++++ EXERCISE INPUT ++++

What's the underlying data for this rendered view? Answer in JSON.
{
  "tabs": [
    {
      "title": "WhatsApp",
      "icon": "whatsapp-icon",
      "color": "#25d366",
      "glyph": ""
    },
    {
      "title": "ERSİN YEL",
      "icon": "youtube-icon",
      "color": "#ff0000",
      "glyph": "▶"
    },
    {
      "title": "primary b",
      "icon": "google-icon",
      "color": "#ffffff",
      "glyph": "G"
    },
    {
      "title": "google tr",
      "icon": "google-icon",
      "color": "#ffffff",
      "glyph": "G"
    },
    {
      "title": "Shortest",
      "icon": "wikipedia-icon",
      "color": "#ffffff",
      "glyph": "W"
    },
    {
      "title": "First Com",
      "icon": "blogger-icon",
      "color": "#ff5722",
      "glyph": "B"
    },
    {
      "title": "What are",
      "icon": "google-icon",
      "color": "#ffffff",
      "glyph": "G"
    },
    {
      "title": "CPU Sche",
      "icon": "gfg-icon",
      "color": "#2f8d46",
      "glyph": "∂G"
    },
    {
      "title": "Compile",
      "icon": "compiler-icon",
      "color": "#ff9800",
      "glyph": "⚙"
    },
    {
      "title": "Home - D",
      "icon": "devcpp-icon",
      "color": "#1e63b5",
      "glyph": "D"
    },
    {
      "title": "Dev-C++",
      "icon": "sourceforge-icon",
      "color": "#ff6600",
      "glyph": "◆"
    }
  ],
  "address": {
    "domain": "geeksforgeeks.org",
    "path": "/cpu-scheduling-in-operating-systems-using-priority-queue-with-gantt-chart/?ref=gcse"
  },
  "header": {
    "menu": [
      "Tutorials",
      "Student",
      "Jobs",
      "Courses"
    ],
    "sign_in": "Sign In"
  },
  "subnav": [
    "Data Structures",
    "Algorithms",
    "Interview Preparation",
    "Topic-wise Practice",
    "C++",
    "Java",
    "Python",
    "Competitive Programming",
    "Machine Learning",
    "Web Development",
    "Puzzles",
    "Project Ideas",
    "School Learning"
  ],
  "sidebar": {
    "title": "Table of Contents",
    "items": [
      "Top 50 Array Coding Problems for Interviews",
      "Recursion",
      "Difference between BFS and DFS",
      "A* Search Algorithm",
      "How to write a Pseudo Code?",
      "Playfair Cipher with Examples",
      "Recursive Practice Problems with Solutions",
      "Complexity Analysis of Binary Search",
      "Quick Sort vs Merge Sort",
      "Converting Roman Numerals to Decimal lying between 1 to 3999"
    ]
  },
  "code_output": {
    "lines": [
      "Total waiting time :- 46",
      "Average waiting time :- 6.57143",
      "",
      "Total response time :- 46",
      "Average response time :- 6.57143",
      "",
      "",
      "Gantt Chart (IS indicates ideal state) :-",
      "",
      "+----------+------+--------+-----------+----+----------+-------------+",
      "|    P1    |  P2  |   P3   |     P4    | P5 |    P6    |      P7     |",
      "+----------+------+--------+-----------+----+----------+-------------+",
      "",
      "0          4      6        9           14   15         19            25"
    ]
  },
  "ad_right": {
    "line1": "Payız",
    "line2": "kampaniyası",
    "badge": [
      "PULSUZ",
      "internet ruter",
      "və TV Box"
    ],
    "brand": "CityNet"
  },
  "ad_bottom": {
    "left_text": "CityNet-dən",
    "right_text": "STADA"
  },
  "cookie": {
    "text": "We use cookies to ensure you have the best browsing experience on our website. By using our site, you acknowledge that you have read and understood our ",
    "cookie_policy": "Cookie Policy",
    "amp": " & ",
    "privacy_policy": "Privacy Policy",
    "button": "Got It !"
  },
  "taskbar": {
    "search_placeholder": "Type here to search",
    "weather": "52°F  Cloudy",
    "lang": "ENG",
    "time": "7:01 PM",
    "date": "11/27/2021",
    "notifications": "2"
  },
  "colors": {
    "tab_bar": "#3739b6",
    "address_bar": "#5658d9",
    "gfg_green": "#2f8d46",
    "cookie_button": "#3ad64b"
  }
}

++++

• _YOUR INSTRUCTIONS_: Set out every line from the material that contains the string "with".

• _OUTPUT FOR THIS TASK_:
    "path": "/cpu-scheduling-in-operating-systems-using-priority-queue-with-gantt-chart/?ref=gcse"
      "Playfair Cipher with Examples",
      "Recursive Practice Problems with Solutions",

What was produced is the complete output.